-- SET EXERCISE --
Scan the entries below. List each line with "직접민주주의".

## Start EXERCISE MATERIALS

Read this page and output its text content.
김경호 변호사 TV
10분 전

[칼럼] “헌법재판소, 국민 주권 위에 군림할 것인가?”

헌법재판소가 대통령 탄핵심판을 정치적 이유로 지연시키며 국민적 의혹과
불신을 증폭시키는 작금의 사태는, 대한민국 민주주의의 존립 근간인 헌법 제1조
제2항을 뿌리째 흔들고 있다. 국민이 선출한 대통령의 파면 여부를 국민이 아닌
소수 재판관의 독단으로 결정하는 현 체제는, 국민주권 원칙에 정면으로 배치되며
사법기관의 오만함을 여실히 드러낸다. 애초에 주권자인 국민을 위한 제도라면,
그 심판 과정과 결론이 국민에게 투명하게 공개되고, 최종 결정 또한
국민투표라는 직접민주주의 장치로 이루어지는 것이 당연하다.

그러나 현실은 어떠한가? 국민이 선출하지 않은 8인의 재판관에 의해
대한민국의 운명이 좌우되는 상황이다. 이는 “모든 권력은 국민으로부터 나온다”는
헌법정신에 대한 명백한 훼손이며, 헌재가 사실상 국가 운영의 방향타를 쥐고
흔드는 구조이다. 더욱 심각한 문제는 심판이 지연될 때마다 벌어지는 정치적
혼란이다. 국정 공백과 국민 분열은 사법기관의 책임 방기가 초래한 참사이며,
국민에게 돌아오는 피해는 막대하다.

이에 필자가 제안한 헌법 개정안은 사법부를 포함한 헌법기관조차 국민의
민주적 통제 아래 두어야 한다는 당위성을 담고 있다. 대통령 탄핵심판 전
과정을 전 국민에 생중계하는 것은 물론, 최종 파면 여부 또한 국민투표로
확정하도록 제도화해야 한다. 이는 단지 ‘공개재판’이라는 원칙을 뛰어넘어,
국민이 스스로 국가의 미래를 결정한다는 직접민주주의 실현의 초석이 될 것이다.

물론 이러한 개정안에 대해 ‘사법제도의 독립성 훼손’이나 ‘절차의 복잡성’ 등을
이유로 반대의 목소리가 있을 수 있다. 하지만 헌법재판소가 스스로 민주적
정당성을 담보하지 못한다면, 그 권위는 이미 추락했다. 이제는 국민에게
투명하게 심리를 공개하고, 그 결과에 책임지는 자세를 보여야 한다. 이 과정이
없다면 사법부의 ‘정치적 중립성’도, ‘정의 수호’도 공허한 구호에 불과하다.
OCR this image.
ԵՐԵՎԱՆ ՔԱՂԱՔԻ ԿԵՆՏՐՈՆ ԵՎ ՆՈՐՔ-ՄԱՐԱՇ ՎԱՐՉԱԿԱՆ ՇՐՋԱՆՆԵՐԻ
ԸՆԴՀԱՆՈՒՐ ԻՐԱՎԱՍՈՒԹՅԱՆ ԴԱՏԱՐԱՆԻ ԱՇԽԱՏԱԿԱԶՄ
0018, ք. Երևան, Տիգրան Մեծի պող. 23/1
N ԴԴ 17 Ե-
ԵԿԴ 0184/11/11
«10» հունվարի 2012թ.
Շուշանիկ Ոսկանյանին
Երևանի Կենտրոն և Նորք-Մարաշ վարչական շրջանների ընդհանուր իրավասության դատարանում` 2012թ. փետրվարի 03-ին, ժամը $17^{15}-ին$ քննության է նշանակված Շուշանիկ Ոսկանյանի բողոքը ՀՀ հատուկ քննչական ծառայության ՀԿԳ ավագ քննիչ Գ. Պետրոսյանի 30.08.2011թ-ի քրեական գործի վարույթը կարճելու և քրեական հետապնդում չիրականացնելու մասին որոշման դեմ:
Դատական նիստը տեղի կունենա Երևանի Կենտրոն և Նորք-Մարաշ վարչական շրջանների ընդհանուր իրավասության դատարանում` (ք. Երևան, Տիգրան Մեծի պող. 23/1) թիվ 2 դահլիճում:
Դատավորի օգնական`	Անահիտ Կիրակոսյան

## End EXERCISE MATERIALS

-- ANSWER BELOW --
국민투표라는 직접민주주의 장치로 이루어지는 것이 당연하다.
국민이 스스로 국가의 미래를 결정한다는 직접민주주의 실현의 초석이 될 것이다.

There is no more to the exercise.